▶ **Textauszug**
::::
Aus Alt mach Neu – Repowering
Um diese Ziele zu erreichen, muss der Ertrag aus Windenergie noch weiter gesteigert werden, ohne dabei die Umwelt und das Landschaftsbild zu belasten. Mehr Strom mit weniger Windenergieanlagen – auf diese einfache Formel lässt sich das Repowering bringen. Der Ersatz älterer Anlagen durch neue Anlagen der sogenannten Multi-Megawattklasse bringt einen deutlich höheren Ertrag bei sinkenden Betriebskosten. Während es die ersten Anlagen in den 80er-Jahren gerade mal auf eine Nennleistung von 30kW und einen Jahresertrag von 35.000kWh brachten, verfügen die größten Anlagen heute schon über ein Potenzial von bis zu 6MW und einem Jahresertrag von 20 Millionen kWh.
„Der Trend zum Repowering ist klar erkennbar“, sagt Hermann Albers, Präsident des Bundesverbandes Wind-Energie (BWE). „Die neue Anlagengeneration bietet die Chance, deutlich häufiger – das heißt mit mehr Vollwattstunden – am Netz zu sein. So lassen sich Binnenlandstandorte weltweit wirtschaftlicher nutzen.“ Ein Rechenbeispiel von TÜV Süd Industrie Service, Abteilung Windenergie, zeigt auf, dass beim Repowering allein durch höhere Anlagen ein Anstieg der mittleren Windgeschwindigkeit um etwa 10 Prozent und ein bis zu 30 Prozent größerer Energieertrag erreicht werden können. Eine Verdoppelung des Rotordurchmessers vervierfacht Leistung und Ertrag zusätzlich. Durch diese Effekte kann der Gesamtertrag trotz reduzierter Anlagenzahl deutlich gesteigert werden. Hinzu kommen Einsparungen bei den Betriebskosten, da eine geringere Anzahl von Anlagen gewartet werden muss.
Grünes Licht für Offshore-Anlagen
Derzeit setzen Bundesregierung, Energieversorger und Großinvestoren große Hoffnungen in die Stromproduktion mit Windenergieanlagen auf hoher See. Denn hier bläst der Wind nicht nur stärker und stetiger als an Land, die Platzkapazitäten sind auch deutlich größer. Während weltweit bereits Offshore-Anlagen mit einer Leistung von über 1000MW im Meer installiert sind, gibt es in Deutschland noch keinen Offshore-Windpark. Doch erfolgreiche Genehmigungsverfahren und Investitionsvolumen von weit über einer halben Milliarde Euro signalisieren einen guten Start. Gut gerüstet ist die Deutsche Windindustrie auch mit bereits erprobten Technologien zur Herstellung, Installation und Wartung von Offshore-Anlagen. Siemens ist schon heute Weltmarktführer bei Offshore-Windkraftanlagen.
::::
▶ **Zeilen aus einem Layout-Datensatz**

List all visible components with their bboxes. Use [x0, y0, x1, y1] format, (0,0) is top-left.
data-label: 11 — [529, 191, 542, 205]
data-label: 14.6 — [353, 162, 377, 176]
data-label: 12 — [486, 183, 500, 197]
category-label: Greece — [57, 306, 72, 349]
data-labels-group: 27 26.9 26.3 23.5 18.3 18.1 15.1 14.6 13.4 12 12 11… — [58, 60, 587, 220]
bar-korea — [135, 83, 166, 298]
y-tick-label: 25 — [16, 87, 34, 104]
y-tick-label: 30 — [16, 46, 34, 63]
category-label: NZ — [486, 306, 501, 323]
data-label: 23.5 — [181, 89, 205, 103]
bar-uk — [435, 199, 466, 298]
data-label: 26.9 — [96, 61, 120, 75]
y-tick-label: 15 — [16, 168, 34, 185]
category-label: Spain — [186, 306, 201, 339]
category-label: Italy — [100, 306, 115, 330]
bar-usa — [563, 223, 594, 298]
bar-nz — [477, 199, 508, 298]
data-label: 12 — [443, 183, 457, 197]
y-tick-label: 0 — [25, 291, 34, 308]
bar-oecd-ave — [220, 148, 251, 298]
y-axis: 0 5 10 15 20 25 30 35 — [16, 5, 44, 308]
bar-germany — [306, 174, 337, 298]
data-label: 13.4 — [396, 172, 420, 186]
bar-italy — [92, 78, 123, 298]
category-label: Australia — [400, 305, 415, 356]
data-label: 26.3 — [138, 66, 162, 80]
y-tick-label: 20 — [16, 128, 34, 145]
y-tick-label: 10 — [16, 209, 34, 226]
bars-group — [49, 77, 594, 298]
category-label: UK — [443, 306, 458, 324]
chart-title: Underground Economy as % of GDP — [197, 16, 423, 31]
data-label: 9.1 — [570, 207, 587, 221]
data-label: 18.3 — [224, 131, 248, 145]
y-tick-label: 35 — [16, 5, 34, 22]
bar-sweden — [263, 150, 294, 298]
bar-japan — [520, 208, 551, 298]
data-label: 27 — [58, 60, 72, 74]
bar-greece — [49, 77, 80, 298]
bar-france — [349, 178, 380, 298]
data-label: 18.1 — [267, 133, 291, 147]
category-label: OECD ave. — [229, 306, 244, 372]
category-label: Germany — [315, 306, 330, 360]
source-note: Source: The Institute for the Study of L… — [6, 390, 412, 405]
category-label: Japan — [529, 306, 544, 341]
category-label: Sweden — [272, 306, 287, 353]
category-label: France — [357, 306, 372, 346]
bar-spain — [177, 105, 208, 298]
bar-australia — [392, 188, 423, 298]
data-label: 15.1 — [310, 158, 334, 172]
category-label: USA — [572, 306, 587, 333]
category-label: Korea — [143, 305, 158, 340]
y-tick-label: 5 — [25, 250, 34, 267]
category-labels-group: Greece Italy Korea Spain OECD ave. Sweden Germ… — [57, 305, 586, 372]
::::
▶ **Die Aufgaben**
A: Beantworte zum Textauszug über Windenergie diese Fragen:
(i) Welche Nennleistung erreichten die ersten Anlagen in den 80er-Jahren?
(ii) Wer ist Präsident des Bundesverbandes Wind-Energie?
(iii) Welches Unternehmen ist Weltmarktführer bei Offshore-Windkraftanlagen?
B: Gib die Zeilen der Datensätze unverändert wieder, beginnend mit der ersten Zeile der Datensätze und weiter bis einschließlich der Zeile mit „category-label: Greece — [57, 306, 72, 349]“.
Die Datensätze haben mit dem Textauszug nichts zu tun.

▶ **Lösungen je Aufgabe**
A:
(i) 30kW
(ii) Hermann Albers
(iii) Siemens

B:
List all visible components with their bboxes. Use [x0, y0, x1, y1] format, (0,0) is top-left.
data-label: 11 — [529, 191, 542, 205]
data-label: 14.6 — [353, 162, 377, 176]
data-label: 12 — [486, 183, 500, 197]
category-label: Greece — [57, 306, 72, 349]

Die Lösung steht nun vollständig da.